-- START --

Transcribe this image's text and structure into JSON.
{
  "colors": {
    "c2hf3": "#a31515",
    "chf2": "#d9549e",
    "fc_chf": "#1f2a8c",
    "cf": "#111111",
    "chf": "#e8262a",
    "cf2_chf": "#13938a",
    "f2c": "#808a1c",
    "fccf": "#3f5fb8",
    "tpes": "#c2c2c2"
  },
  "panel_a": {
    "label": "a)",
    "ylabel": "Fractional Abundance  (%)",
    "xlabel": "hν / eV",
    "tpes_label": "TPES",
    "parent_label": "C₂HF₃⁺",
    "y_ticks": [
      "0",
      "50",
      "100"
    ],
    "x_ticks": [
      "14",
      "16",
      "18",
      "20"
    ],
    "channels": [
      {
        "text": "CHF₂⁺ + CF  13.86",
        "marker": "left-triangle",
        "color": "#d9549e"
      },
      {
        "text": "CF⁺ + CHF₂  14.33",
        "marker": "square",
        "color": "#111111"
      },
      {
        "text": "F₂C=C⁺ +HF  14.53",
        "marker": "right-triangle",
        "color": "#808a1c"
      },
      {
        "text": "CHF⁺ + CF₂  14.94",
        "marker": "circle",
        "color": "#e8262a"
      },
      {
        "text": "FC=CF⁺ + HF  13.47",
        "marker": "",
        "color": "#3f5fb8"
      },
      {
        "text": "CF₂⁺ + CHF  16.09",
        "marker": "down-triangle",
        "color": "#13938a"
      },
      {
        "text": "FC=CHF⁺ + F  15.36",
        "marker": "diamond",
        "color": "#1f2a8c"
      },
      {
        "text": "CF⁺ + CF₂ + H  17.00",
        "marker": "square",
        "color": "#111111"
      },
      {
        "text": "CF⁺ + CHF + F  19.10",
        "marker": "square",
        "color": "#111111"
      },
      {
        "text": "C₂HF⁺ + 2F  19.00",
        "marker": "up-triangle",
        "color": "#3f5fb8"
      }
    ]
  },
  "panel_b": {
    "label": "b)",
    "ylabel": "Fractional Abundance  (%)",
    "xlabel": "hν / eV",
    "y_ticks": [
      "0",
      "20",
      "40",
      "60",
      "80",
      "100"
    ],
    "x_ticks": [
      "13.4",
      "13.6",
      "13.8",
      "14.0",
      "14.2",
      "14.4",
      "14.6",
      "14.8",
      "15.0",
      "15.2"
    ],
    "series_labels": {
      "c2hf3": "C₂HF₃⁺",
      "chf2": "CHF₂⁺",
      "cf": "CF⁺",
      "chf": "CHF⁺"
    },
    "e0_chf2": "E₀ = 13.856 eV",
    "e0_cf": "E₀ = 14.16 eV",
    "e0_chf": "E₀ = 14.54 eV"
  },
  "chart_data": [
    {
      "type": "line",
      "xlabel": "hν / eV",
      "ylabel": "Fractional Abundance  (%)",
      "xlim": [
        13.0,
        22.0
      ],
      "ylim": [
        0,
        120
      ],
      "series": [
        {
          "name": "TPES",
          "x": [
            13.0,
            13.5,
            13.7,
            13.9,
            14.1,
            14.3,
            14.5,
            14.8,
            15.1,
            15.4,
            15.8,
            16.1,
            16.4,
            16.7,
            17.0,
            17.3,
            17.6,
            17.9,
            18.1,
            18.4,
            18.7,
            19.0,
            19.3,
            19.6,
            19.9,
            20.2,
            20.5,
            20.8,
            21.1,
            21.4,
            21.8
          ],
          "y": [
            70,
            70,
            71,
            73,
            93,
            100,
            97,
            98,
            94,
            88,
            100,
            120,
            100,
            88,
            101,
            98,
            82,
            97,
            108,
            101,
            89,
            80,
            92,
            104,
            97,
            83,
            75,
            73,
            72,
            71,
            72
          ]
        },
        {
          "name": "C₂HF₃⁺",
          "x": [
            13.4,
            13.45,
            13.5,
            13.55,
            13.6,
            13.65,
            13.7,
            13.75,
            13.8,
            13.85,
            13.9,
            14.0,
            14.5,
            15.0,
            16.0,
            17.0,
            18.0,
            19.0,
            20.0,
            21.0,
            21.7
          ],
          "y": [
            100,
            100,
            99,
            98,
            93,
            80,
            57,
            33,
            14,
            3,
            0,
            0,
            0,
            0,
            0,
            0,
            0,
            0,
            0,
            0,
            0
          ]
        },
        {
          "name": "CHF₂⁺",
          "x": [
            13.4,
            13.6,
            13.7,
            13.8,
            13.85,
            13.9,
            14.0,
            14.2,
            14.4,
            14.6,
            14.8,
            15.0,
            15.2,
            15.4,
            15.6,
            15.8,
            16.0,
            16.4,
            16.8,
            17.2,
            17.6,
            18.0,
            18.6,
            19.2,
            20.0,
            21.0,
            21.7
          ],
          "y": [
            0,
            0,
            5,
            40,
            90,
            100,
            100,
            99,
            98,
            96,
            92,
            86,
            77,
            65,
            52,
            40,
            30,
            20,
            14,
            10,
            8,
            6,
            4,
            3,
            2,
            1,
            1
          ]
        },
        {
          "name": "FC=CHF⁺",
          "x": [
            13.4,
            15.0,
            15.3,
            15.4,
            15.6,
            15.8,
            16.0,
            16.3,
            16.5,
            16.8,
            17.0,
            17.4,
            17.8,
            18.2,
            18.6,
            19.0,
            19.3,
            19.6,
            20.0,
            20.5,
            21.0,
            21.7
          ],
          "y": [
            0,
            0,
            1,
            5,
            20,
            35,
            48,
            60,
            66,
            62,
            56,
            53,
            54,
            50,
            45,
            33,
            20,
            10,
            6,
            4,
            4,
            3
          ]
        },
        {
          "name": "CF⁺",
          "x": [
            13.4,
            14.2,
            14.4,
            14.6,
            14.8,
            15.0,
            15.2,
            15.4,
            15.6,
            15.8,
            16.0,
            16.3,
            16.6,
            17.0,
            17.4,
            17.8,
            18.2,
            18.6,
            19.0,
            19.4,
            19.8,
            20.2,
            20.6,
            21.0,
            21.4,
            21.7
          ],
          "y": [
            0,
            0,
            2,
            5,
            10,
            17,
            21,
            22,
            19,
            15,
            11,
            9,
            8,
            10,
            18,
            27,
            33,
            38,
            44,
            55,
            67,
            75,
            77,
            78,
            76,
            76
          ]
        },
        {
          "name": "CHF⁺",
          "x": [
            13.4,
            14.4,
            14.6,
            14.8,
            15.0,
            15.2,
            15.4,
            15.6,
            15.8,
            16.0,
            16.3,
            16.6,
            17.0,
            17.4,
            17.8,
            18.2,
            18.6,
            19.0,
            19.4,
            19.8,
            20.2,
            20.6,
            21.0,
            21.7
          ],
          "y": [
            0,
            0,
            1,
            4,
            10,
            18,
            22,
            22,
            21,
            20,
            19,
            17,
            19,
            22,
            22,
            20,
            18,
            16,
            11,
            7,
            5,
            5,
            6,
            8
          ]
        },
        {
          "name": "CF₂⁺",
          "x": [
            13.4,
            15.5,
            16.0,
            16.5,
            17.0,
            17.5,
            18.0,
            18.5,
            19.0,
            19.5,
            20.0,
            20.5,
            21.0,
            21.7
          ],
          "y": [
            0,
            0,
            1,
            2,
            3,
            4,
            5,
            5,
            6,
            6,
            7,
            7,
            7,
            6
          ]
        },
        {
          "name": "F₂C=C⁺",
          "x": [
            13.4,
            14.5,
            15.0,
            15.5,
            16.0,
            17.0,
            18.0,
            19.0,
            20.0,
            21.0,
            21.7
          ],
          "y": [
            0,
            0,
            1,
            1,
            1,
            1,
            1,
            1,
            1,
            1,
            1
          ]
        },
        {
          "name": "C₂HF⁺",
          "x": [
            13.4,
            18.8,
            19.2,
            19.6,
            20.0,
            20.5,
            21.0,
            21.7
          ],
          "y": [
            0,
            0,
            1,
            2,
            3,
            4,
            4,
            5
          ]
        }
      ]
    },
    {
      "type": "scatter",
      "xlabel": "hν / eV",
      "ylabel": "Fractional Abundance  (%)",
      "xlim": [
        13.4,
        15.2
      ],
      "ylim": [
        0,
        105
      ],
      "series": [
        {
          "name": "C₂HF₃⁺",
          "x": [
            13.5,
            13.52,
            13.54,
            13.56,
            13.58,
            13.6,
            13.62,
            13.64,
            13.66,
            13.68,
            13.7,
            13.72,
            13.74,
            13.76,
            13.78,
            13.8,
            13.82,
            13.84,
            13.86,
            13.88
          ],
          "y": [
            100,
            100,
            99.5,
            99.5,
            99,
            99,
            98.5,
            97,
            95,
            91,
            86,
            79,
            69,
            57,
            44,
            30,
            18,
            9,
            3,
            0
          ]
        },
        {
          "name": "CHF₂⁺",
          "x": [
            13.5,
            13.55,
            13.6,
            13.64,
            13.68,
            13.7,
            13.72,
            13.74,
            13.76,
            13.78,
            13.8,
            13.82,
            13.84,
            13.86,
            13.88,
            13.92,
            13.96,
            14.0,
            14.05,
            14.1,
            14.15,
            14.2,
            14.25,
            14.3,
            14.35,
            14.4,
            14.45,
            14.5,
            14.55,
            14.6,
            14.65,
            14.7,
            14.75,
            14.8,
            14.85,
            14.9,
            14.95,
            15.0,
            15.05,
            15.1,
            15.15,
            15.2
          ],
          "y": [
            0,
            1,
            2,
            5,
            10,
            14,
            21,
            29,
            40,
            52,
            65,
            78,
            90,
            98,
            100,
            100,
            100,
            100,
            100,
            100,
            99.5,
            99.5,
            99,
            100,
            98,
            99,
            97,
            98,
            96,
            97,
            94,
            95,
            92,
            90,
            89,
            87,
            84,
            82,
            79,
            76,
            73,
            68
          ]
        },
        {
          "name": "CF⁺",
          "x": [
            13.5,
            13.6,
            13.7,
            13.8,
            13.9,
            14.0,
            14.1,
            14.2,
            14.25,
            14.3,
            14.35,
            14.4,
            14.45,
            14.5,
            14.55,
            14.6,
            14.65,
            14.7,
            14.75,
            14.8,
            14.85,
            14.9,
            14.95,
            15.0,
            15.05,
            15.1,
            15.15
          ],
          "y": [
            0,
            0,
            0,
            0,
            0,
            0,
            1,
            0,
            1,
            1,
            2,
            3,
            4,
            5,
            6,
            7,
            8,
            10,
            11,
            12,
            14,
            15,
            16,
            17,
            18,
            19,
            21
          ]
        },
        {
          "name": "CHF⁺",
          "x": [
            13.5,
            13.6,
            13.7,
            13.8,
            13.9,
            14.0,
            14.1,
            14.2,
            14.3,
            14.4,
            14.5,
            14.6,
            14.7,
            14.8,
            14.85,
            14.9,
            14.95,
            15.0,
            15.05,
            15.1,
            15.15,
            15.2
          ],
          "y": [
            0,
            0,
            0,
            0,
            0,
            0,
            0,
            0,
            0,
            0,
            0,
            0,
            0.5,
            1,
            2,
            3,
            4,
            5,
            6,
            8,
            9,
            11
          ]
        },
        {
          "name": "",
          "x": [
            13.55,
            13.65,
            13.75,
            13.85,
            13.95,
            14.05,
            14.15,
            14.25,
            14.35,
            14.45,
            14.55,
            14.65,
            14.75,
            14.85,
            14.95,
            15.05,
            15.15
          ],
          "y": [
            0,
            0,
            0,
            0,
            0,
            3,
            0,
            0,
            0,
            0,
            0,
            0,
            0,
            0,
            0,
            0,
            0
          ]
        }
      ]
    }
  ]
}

-- END --

_EXERCISE_
Filter the data, keeping only the lines that contain "triangle".

_THE RESPONSE_
        "marker": "left-triangle",
        "marker": "right-triangle",
        "marker": "down-triangle",
        "marker": "up-triangle",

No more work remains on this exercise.